++++ SOURCE MATERIAL
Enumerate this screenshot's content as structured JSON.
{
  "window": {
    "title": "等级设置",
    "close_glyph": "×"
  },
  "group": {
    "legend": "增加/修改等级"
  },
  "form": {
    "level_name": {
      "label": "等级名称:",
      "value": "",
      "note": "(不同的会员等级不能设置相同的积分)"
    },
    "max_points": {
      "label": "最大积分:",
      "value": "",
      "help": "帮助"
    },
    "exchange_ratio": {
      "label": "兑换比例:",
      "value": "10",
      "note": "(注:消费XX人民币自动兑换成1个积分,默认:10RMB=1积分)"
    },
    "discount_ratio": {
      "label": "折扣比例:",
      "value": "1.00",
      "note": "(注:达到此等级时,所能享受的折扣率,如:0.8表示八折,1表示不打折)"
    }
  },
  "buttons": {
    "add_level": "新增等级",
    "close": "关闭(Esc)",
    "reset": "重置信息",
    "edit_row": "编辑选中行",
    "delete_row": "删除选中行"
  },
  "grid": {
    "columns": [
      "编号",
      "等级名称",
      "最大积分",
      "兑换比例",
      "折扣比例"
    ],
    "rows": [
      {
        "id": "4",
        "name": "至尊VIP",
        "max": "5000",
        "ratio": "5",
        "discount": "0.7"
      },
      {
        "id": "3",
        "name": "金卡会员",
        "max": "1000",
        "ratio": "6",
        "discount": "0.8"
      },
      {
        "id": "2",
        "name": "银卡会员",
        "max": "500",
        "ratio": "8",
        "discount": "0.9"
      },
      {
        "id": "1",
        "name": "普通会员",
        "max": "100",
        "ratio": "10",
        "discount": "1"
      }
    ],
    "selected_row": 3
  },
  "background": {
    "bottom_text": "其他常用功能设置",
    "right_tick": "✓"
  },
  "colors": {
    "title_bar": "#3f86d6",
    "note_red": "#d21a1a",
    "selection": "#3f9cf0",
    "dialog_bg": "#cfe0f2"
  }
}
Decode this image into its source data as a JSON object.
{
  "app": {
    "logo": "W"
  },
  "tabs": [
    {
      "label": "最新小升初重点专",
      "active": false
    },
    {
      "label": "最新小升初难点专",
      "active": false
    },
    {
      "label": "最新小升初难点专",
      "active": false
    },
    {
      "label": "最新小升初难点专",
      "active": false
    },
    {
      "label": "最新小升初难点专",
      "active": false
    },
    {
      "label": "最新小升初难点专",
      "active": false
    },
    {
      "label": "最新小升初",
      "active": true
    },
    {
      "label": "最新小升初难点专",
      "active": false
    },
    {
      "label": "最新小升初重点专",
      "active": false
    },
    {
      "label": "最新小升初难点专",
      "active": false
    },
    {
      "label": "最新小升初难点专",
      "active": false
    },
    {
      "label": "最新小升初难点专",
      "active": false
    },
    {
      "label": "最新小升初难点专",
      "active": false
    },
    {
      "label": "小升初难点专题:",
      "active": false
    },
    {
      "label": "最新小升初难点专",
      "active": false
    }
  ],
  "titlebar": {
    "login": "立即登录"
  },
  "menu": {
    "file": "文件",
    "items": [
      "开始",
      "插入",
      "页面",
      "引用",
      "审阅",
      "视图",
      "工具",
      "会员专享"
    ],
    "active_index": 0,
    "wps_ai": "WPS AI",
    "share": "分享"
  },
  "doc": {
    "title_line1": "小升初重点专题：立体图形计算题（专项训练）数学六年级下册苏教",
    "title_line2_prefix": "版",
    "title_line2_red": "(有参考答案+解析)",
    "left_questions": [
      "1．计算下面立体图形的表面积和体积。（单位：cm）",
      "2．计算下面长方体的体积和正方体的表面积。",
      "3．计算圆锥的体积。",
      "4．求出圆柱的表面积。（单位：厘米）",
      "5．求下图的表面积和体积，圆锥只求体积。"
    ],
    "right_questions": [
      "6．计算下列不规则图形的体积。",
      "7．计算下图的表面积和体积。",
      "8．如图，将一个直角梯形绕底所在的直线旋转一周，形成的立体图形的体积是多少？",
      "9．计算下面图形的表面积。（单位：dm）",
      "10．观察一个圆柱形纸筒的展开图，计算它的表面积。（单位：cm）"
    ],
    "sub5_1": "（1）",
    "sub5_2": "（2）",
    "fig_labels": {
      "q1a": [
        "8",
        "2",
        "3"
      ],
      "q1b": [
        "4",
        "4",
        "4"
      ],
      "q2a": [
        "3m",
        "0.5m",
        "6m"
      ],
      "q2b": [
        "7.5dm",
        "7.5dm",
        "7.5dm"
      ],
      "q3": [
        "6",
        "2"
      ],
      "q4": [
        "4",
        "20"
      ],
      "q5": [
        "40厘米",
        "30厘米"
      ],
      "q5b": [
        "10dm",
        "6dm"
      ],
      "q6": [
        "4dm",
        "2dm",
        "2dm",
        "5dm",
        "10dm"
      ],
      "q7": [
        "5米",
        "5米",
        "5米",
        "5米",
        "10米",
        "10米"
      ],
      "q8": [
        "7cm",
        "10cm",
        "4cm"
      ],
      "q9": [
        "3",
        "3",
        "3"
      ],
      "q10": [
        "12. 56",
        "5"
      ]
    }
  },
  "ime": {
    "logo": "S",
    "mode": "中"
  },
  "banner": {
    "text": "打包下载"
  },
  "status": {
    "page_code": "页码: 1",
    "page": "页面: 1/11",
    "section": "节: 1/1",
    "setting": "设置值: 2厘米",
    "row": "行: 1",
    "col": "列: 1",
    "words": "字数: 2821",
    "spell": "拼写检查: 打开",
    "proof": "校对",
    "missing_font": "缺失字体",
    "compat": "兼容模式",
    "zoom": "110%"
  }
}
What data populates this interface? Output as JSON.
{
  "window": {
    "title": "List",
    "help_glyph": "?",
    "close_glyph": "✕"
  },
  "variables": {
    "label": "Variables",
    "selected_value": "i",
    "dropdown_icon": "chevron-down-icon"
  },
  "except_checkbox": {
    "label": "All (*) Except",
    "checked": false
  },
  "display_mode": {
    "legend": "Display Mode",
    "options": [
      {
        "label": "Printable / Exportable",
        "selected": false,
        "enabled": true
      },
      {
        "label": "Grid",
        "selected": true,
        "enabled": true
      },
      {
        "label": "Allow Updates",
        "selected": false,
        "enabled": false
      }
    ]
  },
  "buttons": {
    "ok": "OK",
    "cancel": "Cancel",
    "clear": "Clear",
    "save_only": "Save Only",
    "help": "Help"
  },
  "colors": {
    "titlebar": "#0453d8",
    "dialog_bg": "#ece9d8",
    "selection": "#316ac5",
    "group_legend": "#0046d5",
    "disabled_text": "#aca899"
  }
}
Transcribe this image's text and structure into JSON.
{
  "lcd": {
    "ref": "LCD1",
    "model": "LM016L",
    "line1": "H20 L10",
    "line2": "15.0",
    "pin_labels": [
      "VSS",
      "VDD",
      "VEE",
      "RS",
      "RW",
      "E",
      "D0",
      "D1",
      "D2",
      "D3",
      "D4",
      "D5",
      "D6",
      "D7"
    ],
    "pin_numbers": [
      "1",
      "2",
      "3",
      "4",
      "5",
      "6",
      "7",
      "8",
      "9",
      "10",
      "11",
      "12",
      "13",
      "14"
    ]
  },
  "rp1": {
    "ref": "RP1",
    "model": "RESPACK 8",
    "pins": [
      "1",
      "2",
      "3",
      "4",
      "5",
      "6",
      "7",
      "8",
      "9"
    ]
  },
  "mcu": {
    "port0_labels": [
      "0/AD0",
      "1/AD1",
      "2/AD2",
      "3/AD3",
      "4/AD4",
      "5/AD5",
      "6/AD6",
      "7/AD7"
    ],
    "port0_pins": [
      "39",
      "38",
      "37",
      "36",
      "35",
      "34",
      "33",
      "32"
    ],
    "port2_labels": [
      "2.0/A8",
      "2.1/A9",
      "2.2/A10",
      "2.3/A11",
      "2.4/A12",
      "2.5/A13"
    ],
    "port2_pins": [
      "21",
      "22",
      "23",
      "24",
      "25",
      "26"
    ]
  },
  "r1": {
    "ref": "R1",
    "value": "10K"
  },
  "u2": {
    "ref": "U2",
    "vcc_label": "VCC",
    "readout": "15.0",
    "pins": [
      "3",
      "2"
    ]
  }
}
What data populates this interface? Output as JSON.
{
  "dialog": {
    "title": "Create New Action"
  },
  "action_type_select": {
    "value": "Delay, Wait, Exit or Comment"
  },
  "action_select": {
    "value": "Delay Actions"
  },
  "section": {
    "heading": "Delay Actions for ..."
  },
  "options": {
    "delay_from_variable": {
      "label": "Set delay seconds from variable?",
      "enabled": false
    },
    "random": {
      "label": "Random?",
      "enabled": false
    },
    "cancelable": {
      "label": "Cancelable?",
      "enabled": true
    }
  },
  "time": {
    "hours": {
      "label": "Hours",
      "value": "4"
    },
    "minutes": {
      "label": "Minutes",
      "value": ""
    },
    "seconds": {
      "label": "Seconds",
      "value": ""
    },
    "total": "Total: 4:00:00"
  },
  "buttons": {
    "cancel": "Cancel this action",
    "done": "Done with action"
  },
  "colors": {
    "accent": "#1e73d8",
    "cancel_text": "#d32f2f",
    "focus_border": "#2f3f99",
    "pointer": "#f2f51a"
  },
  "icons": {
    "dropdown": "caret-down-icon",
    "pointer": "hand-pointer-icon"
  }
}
++++++++
— GIVEN TASK —
A number is the only answer here: how many lines of the material above contain "image"?

— RESULT FOR THIS TASK —
2